Exercise | Filter the entries and keep only the lines where the string "connection" appears.

Given data |
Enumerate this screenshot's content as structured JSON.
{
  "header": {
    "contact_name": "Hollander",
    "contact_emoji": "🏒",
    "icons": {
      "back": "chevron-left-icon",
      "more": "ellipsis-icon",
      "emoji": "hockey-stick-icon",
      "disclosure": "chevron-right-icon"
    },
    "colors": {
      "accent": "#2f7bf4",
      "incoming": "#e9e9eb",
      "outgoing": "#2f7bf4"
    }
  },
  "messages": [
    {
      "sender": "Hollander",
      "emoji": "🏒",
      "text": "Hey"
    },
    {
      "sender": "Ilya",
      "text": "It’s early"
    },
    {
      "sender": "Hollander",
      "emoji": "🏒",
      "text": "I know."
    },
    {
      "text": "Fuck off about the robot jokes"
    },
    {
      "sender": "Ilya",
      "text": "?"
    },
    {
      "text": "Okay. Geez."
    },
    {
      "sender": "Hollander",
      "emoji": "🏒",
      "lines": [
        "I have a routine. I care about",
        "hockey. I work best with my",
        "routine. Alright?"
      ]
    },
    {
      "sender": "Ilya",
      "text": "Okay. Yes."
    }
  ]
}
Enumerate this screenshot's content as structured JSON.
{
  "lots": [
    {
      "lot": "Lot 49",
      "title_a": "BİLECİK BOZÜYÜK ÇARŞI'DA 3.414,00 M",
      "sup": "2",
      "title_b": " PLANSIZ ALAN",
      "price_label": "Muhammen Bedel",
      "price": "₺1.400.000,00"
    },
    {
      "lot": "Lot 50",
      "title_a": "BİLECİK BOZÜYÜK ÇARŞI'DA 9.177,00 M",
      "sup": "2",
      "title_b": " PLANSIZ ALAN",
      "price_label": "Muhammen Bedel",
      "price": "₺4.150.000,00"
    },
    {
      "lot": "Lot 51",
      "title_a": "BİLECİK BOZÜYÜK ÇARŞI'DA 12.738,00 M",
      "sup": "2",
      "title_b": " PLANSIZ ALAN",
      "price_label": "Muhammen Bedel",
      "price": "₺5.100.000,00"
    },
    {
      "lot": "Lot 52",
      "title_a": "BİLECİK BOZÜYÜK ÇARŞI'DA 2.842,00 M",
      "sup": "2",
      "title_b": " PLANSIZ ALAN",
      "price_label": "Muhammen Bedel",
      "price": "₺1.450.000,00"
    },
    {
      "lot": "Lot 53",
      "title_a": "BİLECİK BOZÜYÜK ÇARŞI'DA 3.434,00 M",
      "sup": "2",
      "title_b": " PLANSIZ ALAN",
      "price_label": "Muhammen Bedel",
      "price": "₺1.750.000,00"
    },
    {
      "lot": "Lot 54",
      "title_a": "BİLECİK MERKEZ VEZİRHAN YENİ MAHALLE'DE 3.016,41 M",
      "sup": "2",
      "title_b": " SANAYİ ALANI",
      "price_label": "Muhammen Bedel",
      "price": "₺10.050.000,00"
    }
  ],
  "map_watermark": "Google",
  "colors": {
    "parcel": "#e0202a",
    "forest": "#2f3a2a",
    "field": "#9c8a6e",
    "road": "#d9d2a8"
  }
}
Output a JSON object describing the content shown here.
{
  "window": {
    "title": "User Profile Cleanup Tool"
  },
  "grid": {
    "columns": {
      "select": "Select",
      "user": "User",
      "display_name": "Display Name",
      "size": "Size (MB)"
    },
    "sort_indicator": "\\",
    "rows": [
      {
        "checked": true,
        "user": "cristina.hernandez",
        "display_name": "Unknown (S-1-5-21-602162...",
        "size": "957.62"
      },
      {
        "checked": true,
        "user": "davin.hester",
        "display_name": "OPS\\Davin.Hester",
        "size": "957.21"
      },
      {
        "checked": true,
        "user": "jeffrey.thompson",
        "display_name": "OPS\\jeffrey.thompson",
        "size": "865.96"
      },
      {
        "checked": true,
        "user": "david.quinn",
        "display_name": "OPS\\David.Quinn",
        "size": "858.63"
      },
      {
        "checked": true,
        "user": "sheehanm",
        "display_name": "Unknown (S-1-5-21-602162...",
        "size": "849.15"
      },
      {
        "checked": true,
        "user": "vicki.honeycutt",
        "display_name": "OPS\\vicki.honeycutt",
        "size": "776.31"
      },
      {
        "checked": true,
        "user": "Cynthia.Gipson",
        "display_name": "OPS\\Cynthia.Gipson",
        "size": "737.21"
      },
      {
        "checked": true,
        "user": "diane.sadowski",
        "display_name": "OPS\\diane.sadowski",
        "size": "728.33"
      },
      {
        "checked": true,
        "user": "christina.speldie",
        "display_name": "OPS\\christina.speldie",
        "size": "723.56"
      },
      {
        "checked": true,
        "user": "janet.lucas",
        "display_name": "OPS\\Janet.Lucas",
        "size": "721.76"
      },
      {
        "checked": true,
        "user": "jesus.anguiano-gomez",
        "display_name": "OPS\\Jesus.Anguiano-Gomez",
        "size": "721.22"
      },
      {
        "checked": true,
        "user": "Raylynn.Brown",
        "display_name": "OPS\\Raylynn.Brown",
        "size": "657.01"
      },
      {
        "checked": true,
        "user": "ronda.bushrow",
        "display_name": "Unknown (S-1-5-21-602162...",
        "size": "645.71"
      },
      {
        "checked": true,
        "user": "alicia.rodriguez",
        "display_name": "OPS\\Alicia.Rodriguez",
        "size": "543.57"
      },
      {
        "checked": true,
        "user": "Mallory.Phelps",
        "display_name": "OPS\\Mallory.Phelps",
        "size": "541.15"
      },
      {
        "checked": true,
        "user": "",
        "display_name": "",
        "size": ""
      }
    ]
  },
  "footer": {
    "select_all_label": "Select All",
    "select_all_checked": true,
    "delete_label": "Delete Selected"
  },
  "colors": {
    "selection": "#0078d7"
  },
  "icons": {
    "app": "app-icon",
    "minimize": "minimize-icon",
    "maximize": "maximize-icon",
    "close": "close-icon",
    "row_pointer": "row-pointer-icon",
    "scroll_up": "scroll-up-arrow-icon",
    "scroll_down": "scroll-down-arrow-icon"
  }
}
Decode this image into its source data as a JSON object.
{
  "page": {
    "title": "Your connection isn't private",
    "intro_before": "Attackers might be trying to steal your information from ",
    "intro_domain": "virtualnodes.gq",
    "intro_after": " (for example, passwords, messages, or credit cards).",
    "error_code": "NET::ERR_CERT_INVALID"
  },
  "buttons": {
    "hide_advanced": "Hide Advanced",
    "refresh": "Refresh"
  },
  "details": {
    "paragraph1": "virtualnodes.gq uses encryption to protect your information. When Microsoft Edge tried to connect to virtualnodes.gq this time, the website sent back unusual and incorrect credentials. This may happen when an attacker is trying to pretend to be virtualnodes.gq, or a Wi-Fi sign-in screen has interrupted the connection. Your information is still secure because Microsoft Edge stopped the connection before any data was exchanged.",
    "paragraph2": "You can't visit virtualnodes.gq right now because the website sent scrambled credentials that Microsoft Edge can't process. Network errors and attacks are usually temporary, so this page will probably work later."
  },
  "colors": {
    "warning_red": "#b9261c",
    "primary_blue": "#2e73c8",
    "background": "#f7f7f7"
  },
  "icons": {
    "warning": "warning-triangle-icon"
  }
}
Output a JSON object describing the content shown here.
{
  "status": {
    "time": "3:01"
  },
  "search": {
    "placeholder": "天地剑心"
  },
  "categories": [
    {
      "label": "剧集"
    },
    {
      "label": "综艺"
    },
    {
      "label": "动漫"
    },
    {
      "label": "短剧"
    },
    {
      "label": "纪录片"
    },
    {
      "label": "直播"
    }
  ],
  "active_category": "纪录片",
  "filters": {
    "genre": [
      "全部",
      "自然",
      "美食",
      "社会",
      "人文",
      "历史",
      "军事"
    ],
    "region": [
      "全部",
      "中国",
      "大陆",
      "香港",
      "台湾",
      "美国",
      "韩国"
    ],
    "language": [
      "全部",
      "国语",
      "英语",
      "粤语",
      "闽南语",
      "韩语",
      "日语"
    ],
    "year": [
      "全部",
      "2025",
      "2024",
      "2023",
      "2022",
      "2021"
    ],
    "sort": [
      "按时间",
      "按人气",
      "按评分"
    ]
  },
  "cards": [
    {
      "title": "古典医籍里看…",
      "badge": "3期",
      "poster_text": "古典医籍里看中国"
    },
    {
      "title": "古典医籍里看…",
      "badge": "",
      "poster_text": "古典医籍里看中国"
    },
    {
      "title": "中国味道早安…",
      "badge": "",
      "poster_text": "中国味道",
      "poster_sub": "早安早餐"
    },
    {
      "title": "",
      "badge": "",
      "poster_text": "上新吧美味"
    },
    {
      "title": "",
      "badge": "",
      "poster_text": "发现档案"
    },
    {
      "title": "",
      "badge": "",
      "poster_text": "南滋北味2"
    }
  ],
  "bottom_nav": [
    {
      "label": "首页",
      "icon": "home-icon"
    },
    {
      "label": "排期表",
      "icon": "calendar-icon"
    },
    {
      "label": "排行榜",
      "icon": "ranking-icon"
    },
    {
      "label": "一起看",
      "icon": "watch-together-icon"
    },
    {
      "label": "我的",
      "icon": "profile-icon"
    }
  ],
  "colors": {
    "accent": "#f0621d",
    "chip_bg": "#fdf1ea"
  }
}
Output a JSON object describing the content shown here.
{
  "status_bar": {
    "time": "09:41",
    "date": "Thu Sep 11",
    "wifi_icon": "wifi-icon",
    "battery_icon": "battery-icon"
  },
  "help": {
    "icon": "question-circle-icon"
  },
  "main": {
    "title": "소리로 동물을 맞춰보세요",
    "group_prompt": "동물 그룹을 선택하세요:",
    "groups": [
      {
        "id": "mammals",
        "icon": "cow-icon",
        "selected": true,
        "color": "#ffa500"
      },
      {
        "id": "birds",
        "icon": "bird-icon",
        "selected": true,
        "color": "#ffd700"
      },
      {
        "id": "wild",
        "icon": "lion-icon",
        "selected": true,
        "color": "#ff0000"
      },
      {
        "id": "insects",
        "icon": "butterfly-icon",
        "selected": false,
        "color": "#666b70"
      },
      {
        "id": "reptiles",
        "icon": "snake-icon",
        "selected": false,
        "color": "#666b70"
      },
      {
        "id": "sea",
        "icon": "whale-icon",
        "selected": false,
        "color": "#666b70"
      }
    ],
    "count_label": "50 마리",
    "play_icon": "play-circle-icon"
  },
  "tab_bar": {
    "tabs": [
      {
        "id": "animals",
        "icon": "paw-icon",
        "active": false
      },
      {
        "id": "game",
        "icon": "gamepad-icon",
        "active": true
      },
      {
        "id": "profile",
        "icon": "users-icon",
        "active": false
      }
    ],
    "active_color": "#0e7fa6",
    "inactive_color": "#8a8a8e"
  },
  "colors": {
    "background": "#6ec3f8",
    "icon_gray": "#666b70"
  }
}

Answer to the task |
    "title": "Your connection isn't private",
    "paragraph1": "virtualnodes.gq uses encryption to protect your information. When Microsoft Edge tried to connect to virtualnodes.gq this time, the website sent back unusual and incorrect credentials. This may happen when an attacker is trying to pretend to be virtualnodes.gq, or a Wi-Fi sign-in screen has interrupted the connection. Your information is still secure because Microsoft Edge stopped the connection before any data was exchanged.",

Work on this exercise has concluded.